Written exercise ->
Lines containing the word "text" are to be located and copied.

Collection entries:
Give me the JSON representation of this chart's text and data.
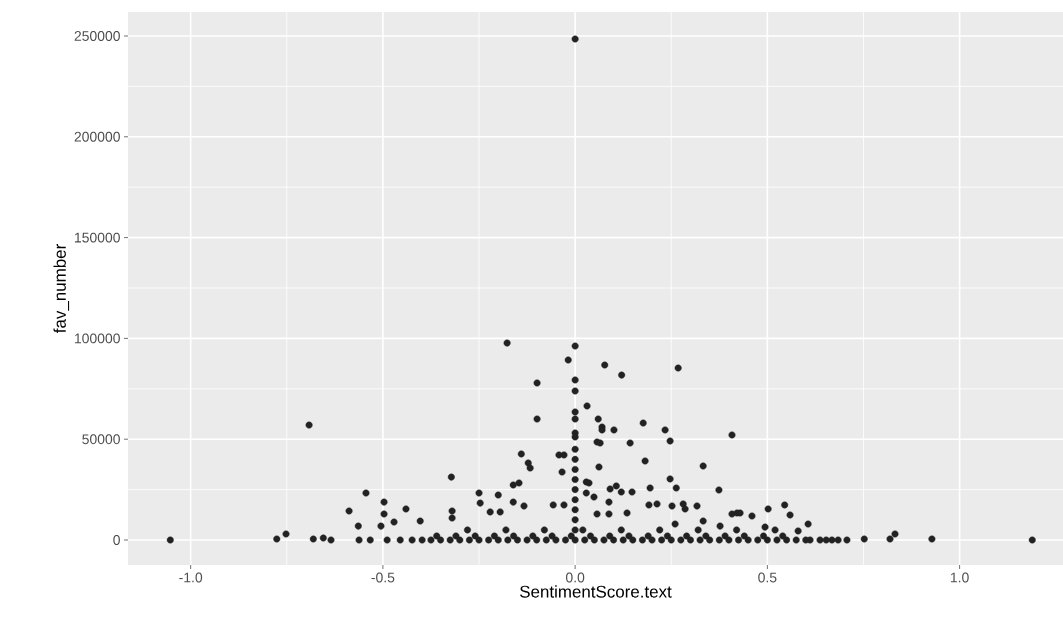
{
  "chart_data": {
    "type": "scatter",
    "xlabel": "SentimentScore.text",
    "ylabel": "fav_number",
    "xlim": [
      -1.163,
      1.269
    ],
    "ylim": [
      -12400,
      261900
    ],
    "xticks": [
      {
        "value": -1.0,
        "label": "-1.0"
      },
      -0.5,
      {
        "value": 0.0,
        "label": "0.0"
      },
      0.5,
      {
        "value": 1.0,
        "label": "1.0"
      }
    ],
    "yticks": [
      0,
      50000,
      100000,
      150000,
      200000,
      250000
    ],
    "grid": true,
    "series": [
      {
        "color": "#222222",
        "x": [
          0.0,
          -1.053,
          -0.692,
          -0.776,
          -0.752,
          -0.681,
          -0.655,
          -0.635,
          -0.588,
          -0.564,
          -0.544,
          -0.497,
          -0.497,
          -0.505,
          -0.44,
          -0.471,
          -0.403,
          -0.562,
          -0.533,
          -0.489,
          -0.455,
          -0.424,
          -0.398,
          -0.177,
          0.0,
          -0.018,
          -0.099,
          -0.099,
          0.0,
          0.0,
          0.031,
          0.0,
          0.0,
          0.0,
          0.0,
          -0.14,
          -0.122,
          -0.117,
          -0.042,
          -0.029,
          -0.034,
          -0.322,
          -0.25,
          -0.247,
          -0.2,
          -0.161,
          -0.146,
          -0.161,
          -0.32,
          -0.32,
          -0.133,
          -0.029,
          -0.057,
          -0.221,
          -0.195,
          0.0,
          0.0,
          0.0,
          0.0,
          0.0,
          0.0,
          0.0,
          0.0,
          0.0,
          0.0,
          0.077,
          0.121,
          0.268,
          0.06,
          0.07,
          0.07,
          0.101,
          0.177,
          0.234,
          0.247,
          0.408,
          0.057,
          0.065,
          0.143,
          0.062,
          0.182,
          0.333,
          0.247,
          0.263,
          0.374,
          0.195,
          0.091,
          0.107,
          0.12,
          0.148,
          0.029,
          0.036,
          0.029,
          0.049,
          0.088,
          0.192,
          0.213,
          0.252,
          0.281,
          0.286,
          0.317,
          0.057,
          0.088,
          0.135,
          0.408,
          0.421,
          0.46,
          0.333,
          0.26,
          0.377,
          0.545,
          0.502,
          0.559,
          0.429,
          0.494,
          0.606,
          0.58,
          0.832,
          0.819,
          0.928,
          1.189,
          0.752,
          0.707,
          0.637,
          0.653,
          0.668,
          0.684,
          0.611,
          -0.375,
          -0.35,
          -0.325,
          -0.3,
          -0.275,
          -0.25,
          -0.225,
          -0.2,
          -0.175,
          -0.15,
          -0.125,
          -0.1,
          -0.075,
          -0.05,
          -0.025,
          0.025,
          0.05,
          0.075,
          0.1,
          0.125,
          0.15,
          0.175,
          0.2,
          0.225,
          0.25,
          0.275,
          0.3,
          0.325,
          0.35,
          0.375,
          0.4,
          0.425,
          0.45,
          0.475,
          0.5,
          0.525,
          0.55,
          0.575,
          0.6,
          -0.36,
          -0.31,
          -0.26,
          -0.21,
          -0.16,
          -0.11,
          -0.06,
          -0.01,
          0.04,
          0.09,
          0.14,
          0.19,
          0.24,
          0.29,
          0.34,
          0.39,
          0.44,
          0.49,
          0.54,
          -0.28,
          -0.18,
          -0.08,
          0.02,
          0.12,
          0.22,
          0.32,
          0.42,
          0.52
        ],
        "values": [
          248500,
          0,
          57000,
          500,
          3000,
          500,
          1000,
          0,
          14400,
          6900,
          23300,
          18800,
          12900,
          6900,
          15400,
          8900,
          9400,
          0,
          0,
          0,
          0,
          0,
          0,
          97700,
          96200,
          89300,
          77900,
          60000,
          79400,
          73900,
          66500,
          63500,
          60000,
          53100,
          51100,
          42700,
          38200,
          35700,
          42200,
          42200,
          33700,
          31200,
          23300,
          18300,
          22300,
          27300,
          28300,
          18800,
          14400,
          10900,
          16900,
          17400,
          17400,
          13900,
          13900,
          45000,
          40000,
          35000,
          30000,
          25000,
          20000,
          15000,
          10000,
          5000,
          0,
          86800,
          81800,
          85300,
          60000,
          56000,
          54600,
          54600,
          58000,
          54600,
          49100,
          52100,
          48600,
          48100,
          48100,
          36200,
          39200,
          36700,
          30300,
          25800,
          24800,
          25800,
          25300,
          26800,
          23800,
          23800,
          28800,
          28300,
          23300,
          21300,
          18800,
          17400,
          17900,
          16900,
          17900,
          15400,
          16900,
          12900,
          12900,
          13400,
          12900,
          13400,
          11900,
          9400,
          7900,
          6900,
          17400,
          15400,
          12400,
          13400,
          6400,
          7900,
          4500,
          3000,
          500,
          500,
          0,
          500,
          0,
          0,
          0,
          0,
          0,
          0,
          0,
          0,
          0,
          0,
          0,
          0,
          0,
          0,
          0,
          0,
          0,
          0,
          0,
          0,
          0,
          0,
          0,
          0,
          0,
          0,
          0,
          0,
          0,
          0,
          0,
          0,
          0,
          0,
          0,
          0,
          0,
          0,
          0,
          0,
          0,
          0,
          0,
          0,
          0,
          2000,
          2000,
          2000,
          2000,
          2000,
          2000,
          2000,
          2000,
          2000,
          2000,
          2000,
          2000,
          2000,
          2000,
          2000,
          2000,
          2000,
          2000,
          2000,
          5000,
          5000,
          5000,
          5000,
          5000,
          5000,
          5000,
          5000,
          5000
        ]
      }
    ]
  }
}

The output ->
Give me the JSON representation of this chart's text and data.
    "xlabel": "SentimentScore.text",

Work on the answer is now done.